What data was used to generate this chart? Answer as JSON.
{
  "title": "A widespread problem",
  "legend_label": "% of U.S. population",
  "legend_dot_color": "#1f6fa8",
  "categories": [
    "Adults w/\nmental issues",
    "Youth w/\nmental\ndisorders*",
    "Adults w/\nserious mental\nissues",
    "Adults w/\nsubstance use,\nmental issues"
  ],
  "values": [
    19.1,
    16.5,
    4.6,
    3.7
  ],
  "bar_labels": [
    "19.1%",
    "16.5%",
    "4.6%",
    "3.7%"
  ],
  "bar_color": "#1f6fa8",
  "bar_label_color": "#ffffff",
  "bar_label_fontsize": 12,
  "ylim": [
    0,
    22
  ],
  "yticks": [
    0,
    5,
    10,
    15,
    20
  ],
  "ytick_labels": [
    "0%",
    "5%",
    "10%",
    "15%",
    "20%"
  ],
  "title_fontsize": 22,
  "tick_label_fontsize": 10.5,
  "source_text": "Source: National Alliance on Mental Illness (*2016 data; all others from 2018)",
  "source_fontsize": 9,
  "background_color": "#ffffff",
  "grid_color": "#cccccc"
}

_____

▸ **TASK TO CARRY OUT**
Pick out every line with the string "Adults" and copy it.

▸ **IN RESPONSE**
    "Adults w/\nmental issues",
    "Adults w/\nserious mental\nissues",
    "Adults w/\nsubstance use,\nmental issues"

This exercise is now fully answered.